GIVEN ENTRIES:
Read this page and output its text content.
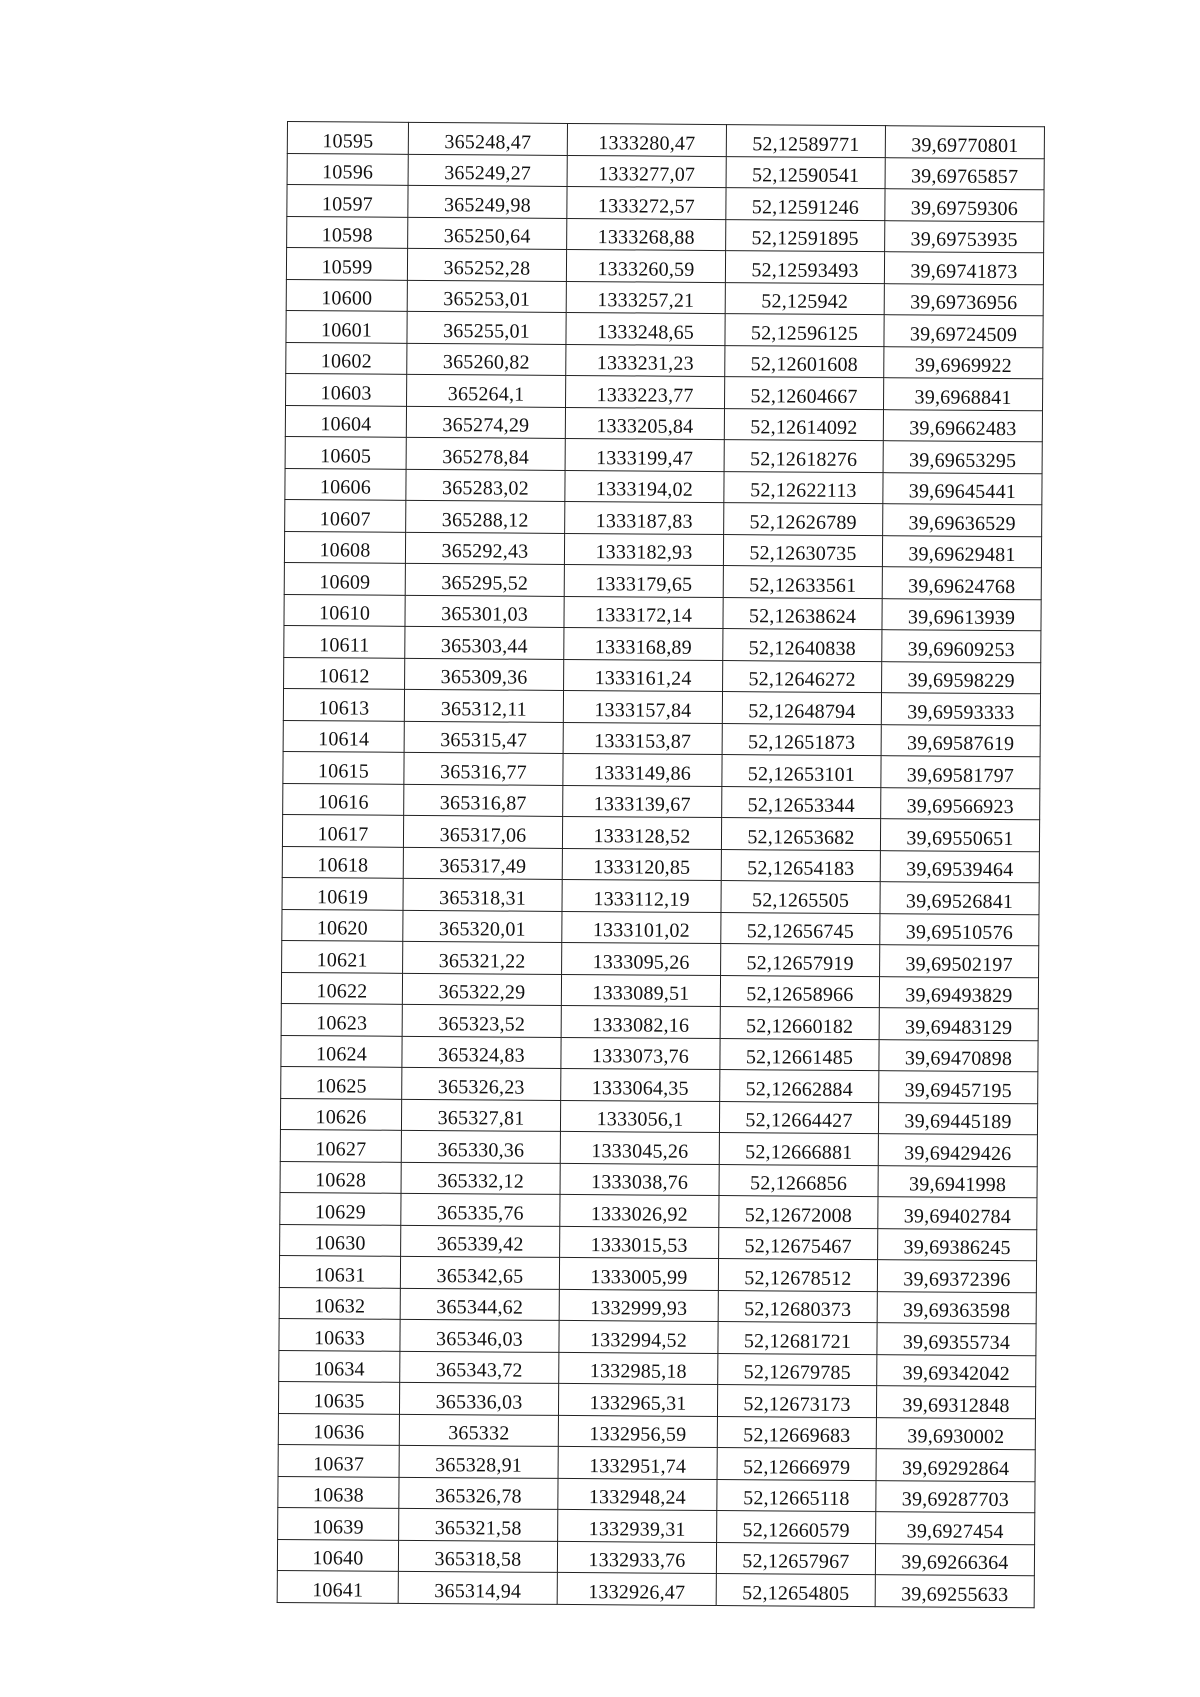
10595	365248,47	1333280,47	52,12589771	39,69770801
10596	365249,27	1333277,07	52,12590541	39,69765857
10597	365249,98	1333272,57	52,12591246	39,69759306
10598	365250,64	1333268,88	52,12591895	39,69753935
10599	365252,28	1333260,59	52,12593493	39,69741873
10600	365253,01	1333257,21	52,125942	39,69736956
10601	365255,01	1333248,65	52,12596125	39,69724509
10602	365260,82	1333231,23	52,12601608	39,6969922
10603	365264,1	1333223,77	52,12604667	39,6968841
10604	365274,29	1333205,84	52,12614092	39,69662483
10605	365278,84	1333199,47	52,12618276	39,69653295
10606	365283,02	1333194,02	52,12622113	39,69645441
10607	365288,12	1333187,83	52,12626789	39,69636529
10608	365292,43	1333182,93	52,12630735	39,69629481
10609	365295,52	1333179,65	52,12633561	39,69624768
10610	365301,03	1333172,14	52,12638624	39,69613939
10611	365303,44	1333168,89	52,12640838	39,69609253
10612	365309,36	1333161,24	52,12646272	39,69598229
10613	365312,11	1333157,84	52,12648794	39,69593333
10614	365315,47	1333153,87	52,12651873	39,69587619
10615	365316,77	1333149,86	52,12653101	39,69581797
10616	365316,87	1333139,67	52,12653344	39,69566923
10617	365317,06	1333128,52	52,12653682	39,69550651
10618	365317,49	1333120,85	52,12654183	39,69539464
10619	365318,31	1333112,19	52,1265505	39,69526841
10620	365320,01	1333101,02	52,12656745	39,69510576
10621	365321,22	1333095,26	52,12657919	39,69502197
10622	365322,29	1333089,51	52,12658966	39,69493829
10623	365323,52	1333082,16	52,12660182	39,69483129
10624	365324,83	1333073,76	52,12661485	39,69470898
10625	365326,23	1333064,35	52,12662884	39,69457195
10626	365327,81	1333056,1	52,12664427	39,69445189
10627	365330,36	1333045,26	52,12666881	39,69429426
10628	365332,12	1333038,76	52,1266856	39,6941998
10629	365335,76	1333026,92	52,12672008	39,69402784
10630	365339,42	1333015,53	52,12675467	39,69386245
10631	365342,65	1333005,99	52,12678512	39,69372396
10632	365344,62	1332999,93	52,12680373	39,69363598
10633	365346,03	1332994,52	52,12681721	39,69355734
10634	365343,72	1332985,18	52,12679785	39,69342042
10635	365336,03	1332965,31	52,12673173	39,69312848
10636	365332	1332956,59	52,12669683	39,6930002
10637	365328,91	1332951,74	52,12666979	39,69292864
10638	365326,78	1332948,24	52,12665118	39,69287703
10639	365321,58	1332939,31	52,12660579	39,6927454
10640	365318,58	1332933,76	52,12657967	39,69266364
10641	365314,94	1332926,47	52,12654805	39,69255633
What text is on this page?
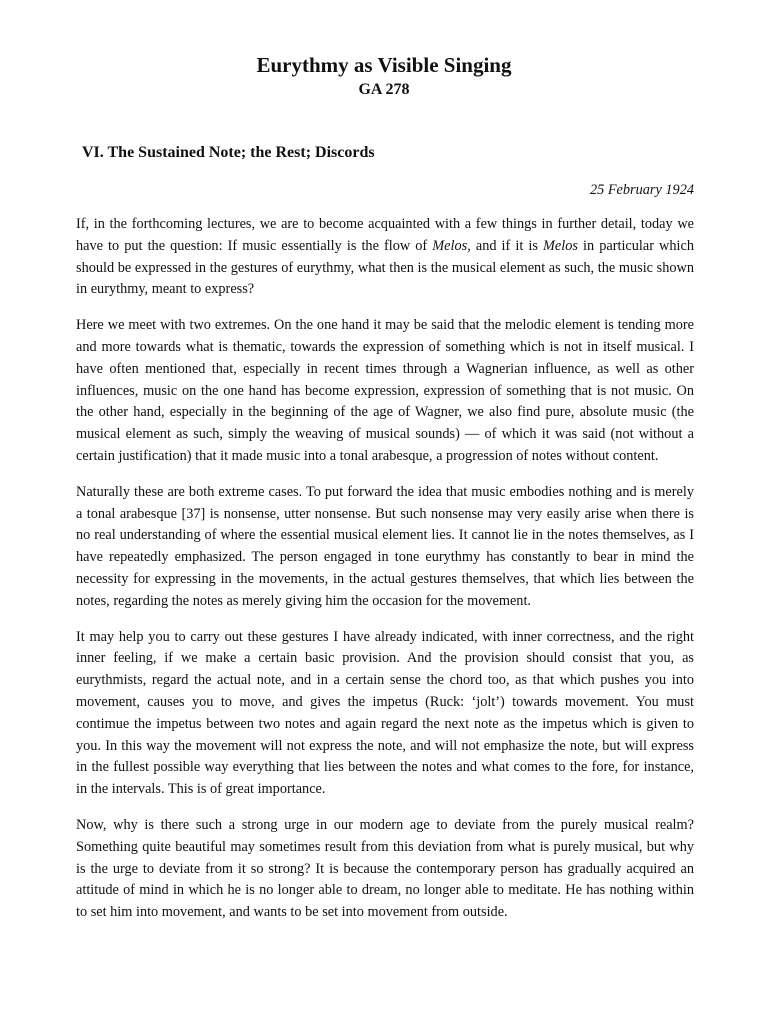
Eurythmy as Visible Singing
GA 278
VI. The Sustained Note; the Rest; Discords
25 February 1924

If, in the forthcoming lectures, we are to become acquainted with a few things in further detail, today we have to put the question: If music essentially is the flow of Melos, and if it is Melos in particular which should be expressed in the gestures of eurythmy, what then is the musical element as such, the music shown in eurythmy, meant to express?

Here we meet with two extremes. On the one hand it may be said that the melodic element is tending more and more towards what is thematic, towards the expression of something which is not in itself musical. I have often mentioned that, especially in recent times through a Wagnerian influence, as well as other influences, music on the one hand has become expression, expression of something that is not music. On the other hand, especially in the beginning of the age of Wagner, we also find pure, absolute music (the musical element as such, simply the weaving of musical sounds) — of which it was said (not without a certain justification) that it made music into a tonal arabesque, a progression of notes without content.

Naturally these are both extreme cases. To put forward the idea that music embodies nothing and is merely a tonal arabesque [37] is nonsense, utter nonsense. But such nonsense may very easily arise when there is no real understanding of where the essential musical element lies. It cannot lie in the notes themselves, as I have repeatedly emphasized. The person engaged in tone eurythmy has constantly to bear in mind the necessity for expressing in the movements, in the actual gestures themselves, that which lies between the notes, regarding the notes as merely giving him the occasion for the movement.

It may help you to carry out these gestures I have already indicated, with inner correctness, and the right inner feeling, if we make a certain basic provision. And the provision should consist that you, as eurythmists, regard the actual note, and in a certain sense the chord too, as that which pushes you into movement, causes you to move, and gives the impetus (Ruck: ‘jolt’) towards movement. You must contimue the impetus between two notes and again regard the next note as the impetus which is given to you. In this way the movement will not express the note, and will not emphasize the note, but will express in the fullest possible way everything that lies between the notes and what comes to the fore, for instance, in the intervals. This is of great importance.

Now, why is there such a strong urge in our modern age to deviate from the purely musical realm? Something quite beautiful may sometimes result from this deviation from what is purely musical, but why is the urge to deviate from it so strong? It is because the contemporary person has gradually acquired an attitude of mind in which he is no longer able to dream, no longer able to meditate. He has nothing within to set him into movement, and wants to be set into movement from outside.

THE EXERCISE: Reproduce the material in its entirety and word for word, without the pictures.

ANSWER TO THE TASK:
Read this page and output its text content.
10595	365248,47	1333280,47	52,12589771	39,69770801
10596	365249,27	1333277,07	52,12590541	39,69765857
10597	365249,98	1333272,57	52,12591246	39,69759306
10598	365250,64	1333268,88	52,12591895	39,69753935
10599	365252,28	1333260,59	52,12593493	39,69741873
10600	365253,01	1333257,21	52,125942	39,69736956
10601	365255,01	1333248,65	52,12596125	39,69724509
10602	365260,82	1333231,23	52,12601608	39,6969922
10603	365264,1	1333223,77	52,12604667	39,6968841
10604	365274,29	1333205,84	52,12614092	39,69662483
10605	365278,84	1333199,47	52,12618276	39,69653295
10606	365283,02	1333194,02	52,12622113	39,69645441
10607	365288,12	1333187,83	52,12626789	39,69636529
10608	365292,43	1333182,93	52,12630735	39,69629481
10609	365295,52	1333179,65	52,12633561	39,69624768
10610	365301,03	1333172,14	52,12638624	39,69613939
10611	365303,44	1333168,89	52,12640838	39,69609253
10612	365309,36	1333161,24	52,12646272	39,69598229
10613	365312,11	1333157,84	52,12648794	39,69593333
10614	365315,47	1333153,87	52,12651873	39,69587619
10615	365316,77	1333149,86	52,12653101	39,69581797
10616	365316,87	1333139,67	52,12653344	39,69566923
10617	365317,06	1333128,52	52,12653682	39,69550651
10618	365317,49	1333120,85	52,12654183	39,69539464
10619	365318,31	1333112,19	52,1265505	39,69526841
10620	365320,01	1333101,02	52,12656745	39,69510576
10621	365321,22	1333095,26	52,12657919	39,69502197
10622	365322,29	1333089,51	52,12658966	39,69493829
10623	365323,52	1333082,16	52,12660182	39,69483129
10624	365324,83	1333073,76	52,12661485	39,69470898
10625	365326,23	1333064,35	52,12662884	39,69457195
10626	365327,81	1333056,1	52,12664427	39,69445189
10627	365330,36	1333045,26	52,12666881	39,69429426
10628	365332,12	1333038,76	52,1266856	39,6941998
10629	365335,76	1333026,92	52,12672008	39,69402784
10630	365339,42	1333015,53	52,12675467	39,69386245
10631	365342,65	1333005,99	52,12678512	39,69372396
10632	365344,62	1332999,93	52,12680373	39,69363598
10633	365346,03	1332994,52	52,12681721	39,69355734
10634	365343,72	1332985,18	52,12679785	39,69342042
10635	365336,03	1332965,31	52,12673173	39,69312848
10636	365332	1332956,59	52,12669683	39,6930002
10637	365328,91	1332951,74	52,12666979	39,69292864
10638	365326,78	1332948,24	52,12665118	39,69287703
10639	365321,58	1332939,31	52,12660579	39,6927454
10640	365318,58	1332933,76	52,12657967	39,69266364
10641	365314,94	1332926,47	52,12654805	39,69255633
What text is on this page?
Eurythmy as Visible Singing
GA 278
VI. The Sustained Note; the Rest; Discords
25 February 1924

If, in the forthcoming lectures, we are to become acquainted with a few things in further detail, today we have to put the question: If music essentially is the flow of Melos, and if it is Melos in particular which should be expressed in the gestures of eurythmy, what then is the musical element as such, the music shown in eurythmy, meant to express?

Here we meet with two extremes. On the one hand it may be said that the melodic element is tending more and more towards what is thematic, towards the expression of something which is not in itself musical. I have often mentioned that, especially in recent times through a Wagnerian influence, as well as other influences, music on the one hand has become expression, expression of something that is not music. On the other hand, especially in the beginning of the age of Wagner, we also find pure, absolute music (the musical element as such, simply the weaving of musical sounds) — of which it was said (not without a certain justification) that it made music into a tonal arabesque, a progression of notes without content.

Naturally these are both extreme cases. To put forward the idea that music embodies nothing and is merely a tonal arabesque [37] is nonsense, utter nonsense. But such nonsense may very easily arise when there is no real understanding of where the essential musical element lies. It cannot lie in the notes themselves, as I have repeatedly emphasized. The person engaged in tone eurythmy has constantly to bear in mind the necessity for expressing in the movements, in the actual gestures themselves, that which lies between the notes, regarding the notes as merely giving him the occasion for the movement.

It may help you to carry out these gestures I have already indicated, with inner correctness, and the right inner feeling, if we make a certain basic provision. And the provision should consist that you, as eurythmists, regard the actual note, and in a certain sense the chord too, as that which pushes you into movement, causes you to move, and gives the impetus (Ruck: ‘jolt’) towards movement. You must contimue the impetus between two notes and again regard the next note as the impetus which is given to you. In this way the movement will not express the note, and will not emphasize the note, but will express in the fullest possible way everything that lies between the notes and what comes to the fore, for instance, in the intervals. This is of great importance.

Now, why is there such a strong urge in our modern age to deviate from the purely musical realm? Something quite beautiful may sometimes result from this deviation from what is purely musical, but why is the urge to deviate from it so strong? It is because the contemporary person has gradually acquired an attitude of mind in which he is no longer able to dream, no longer able to meditate. He has nothing within to set him into movement, and wants to be set into movement from outside.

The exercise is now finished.